__Work to complete__: Every line of the records must be repeated exactly; pictures stay out.

__Input for this task__:
######

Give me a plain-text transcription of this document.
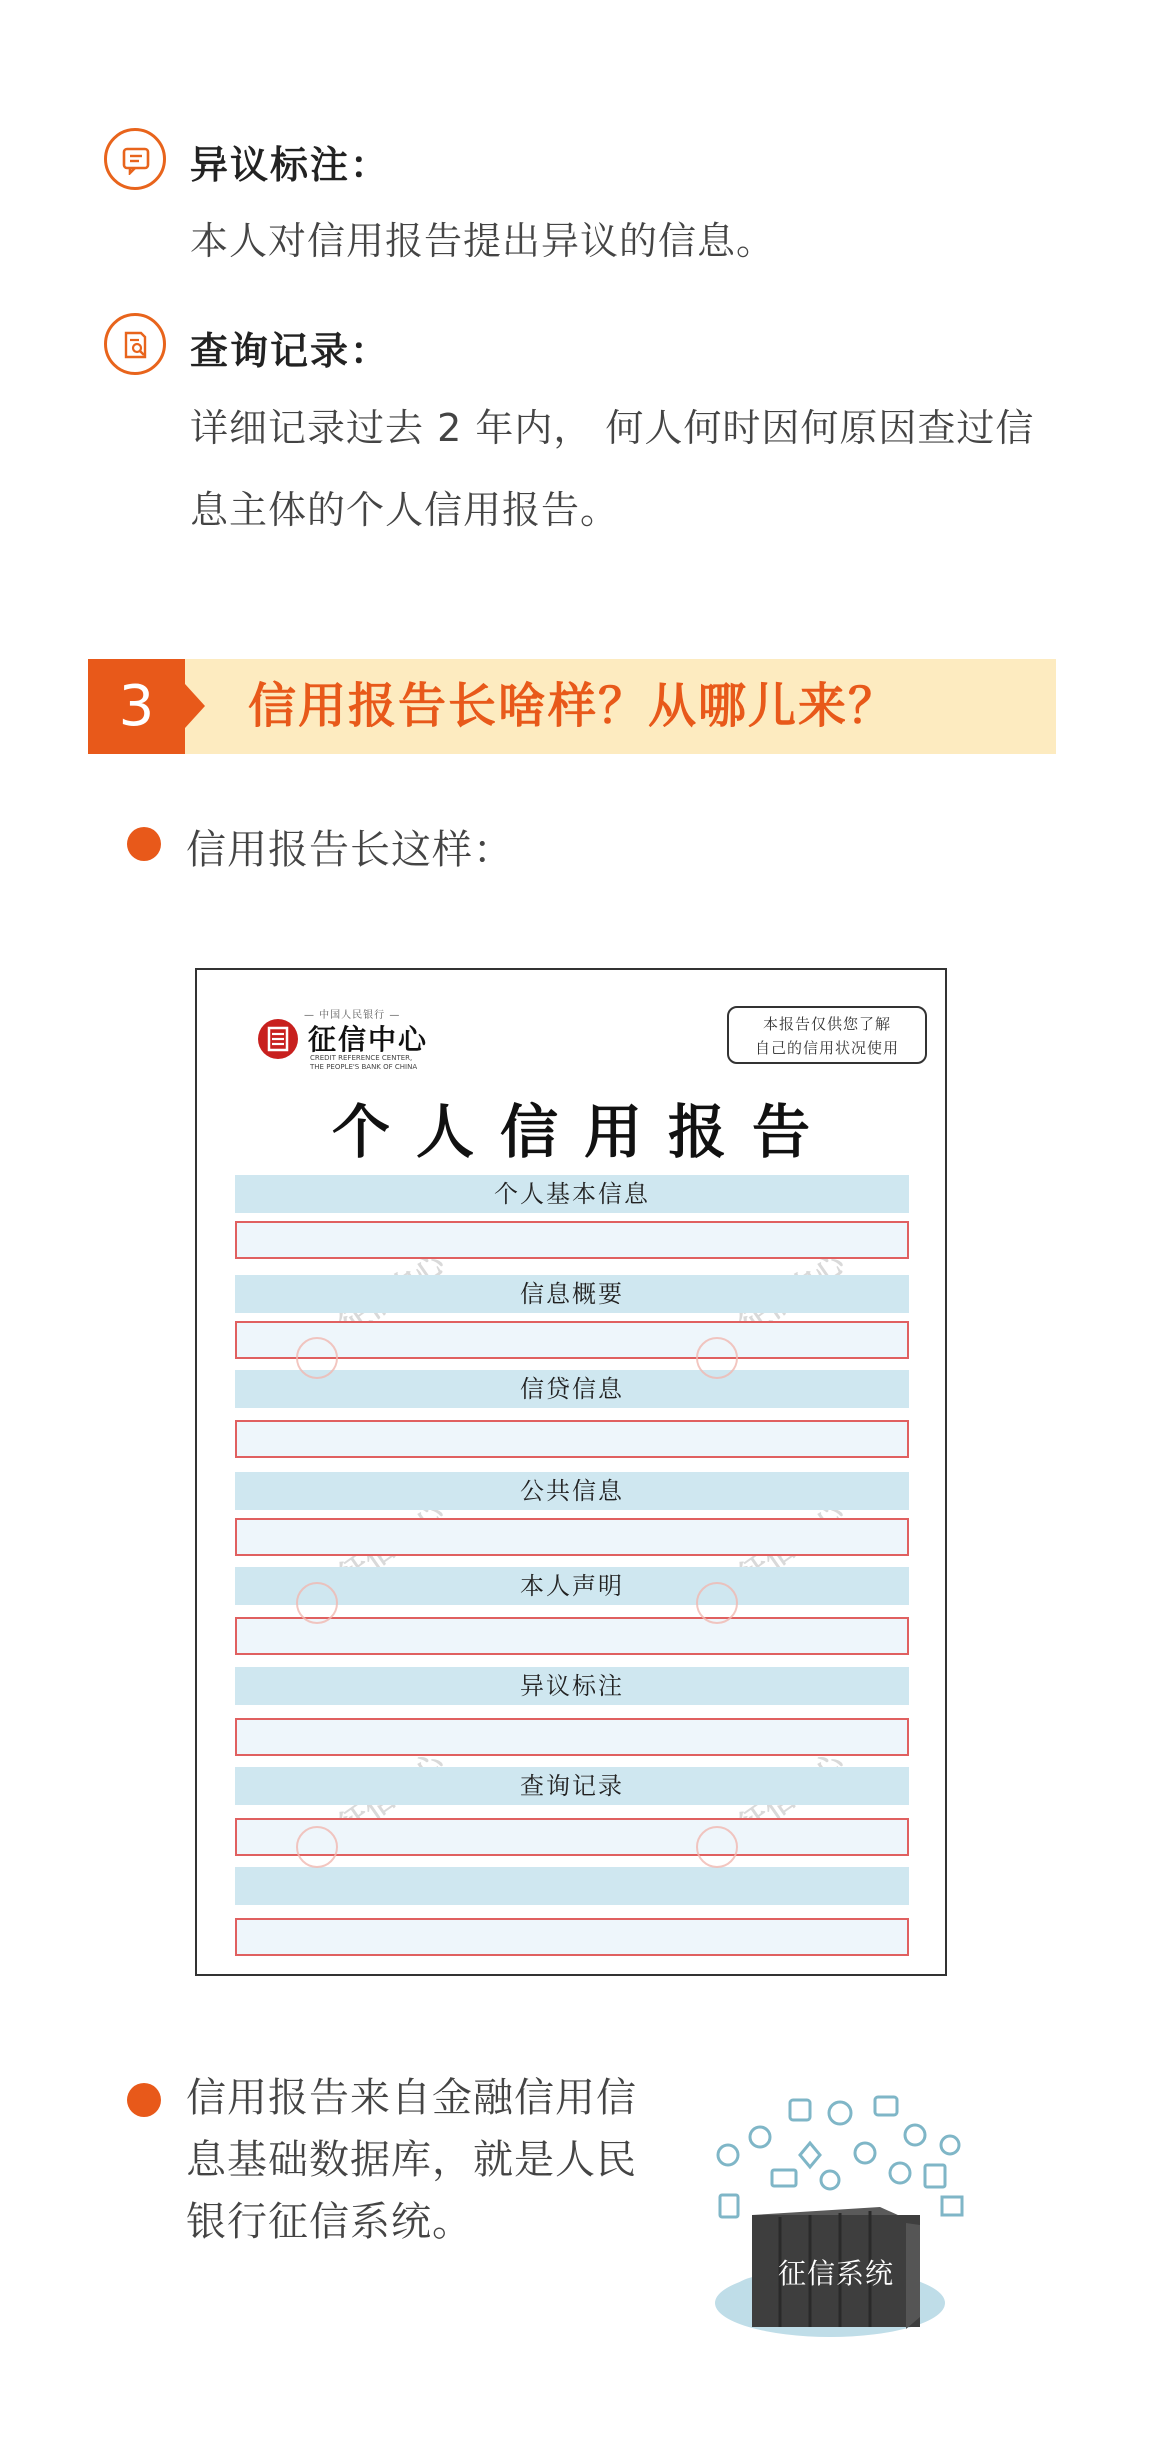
异议标注：
本人对信用报告提出异议的信息。
查询记录：
详细记录过去 2 年内， 何人何时因何原因查过信
息主体的个人信用报告。
3	信用报告长啥样？从哪儿来？
信用报告长这样：
— 中国人民银行 —
征信中心
CREDIT REFERENCE CENTER,
THE PEOPLE'S BANK OF CHINA
本报告仅供您了解
自己的信用状况使用
个人信用报告
个人基本信息
信息概要
信贷信息
公共信息
本人声明
异议标注
查询记录
信用报告来自金融信用信
息基础数据库，就是人民
银行征信系统。
征信系统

######

__The solution__:
Give me a plain-text transcription of this document.
异议标注：
本人对信用报告提出异议的信息。
查询记录：
详细记录过去 2 年内， 何人何时因何原因查过信
息主体的个人信用报告。
3	信用报告长啥样？从哪儿来？
信用报告长这样：
— 中国人民银行 —
征信中心
CREDIT REFERENCE CENTER,
THE PEOPLE'S BANK OF CHINA
本报告仅供您了解
自己的信用状况使用
个人信用报告
个人基本信息
信息概要
信贷信息
公共信息
本人声明
异议标注
查询记录
信用报告来自金融信用信
息基础数据库，就是人民
银行征信系统。
征信系统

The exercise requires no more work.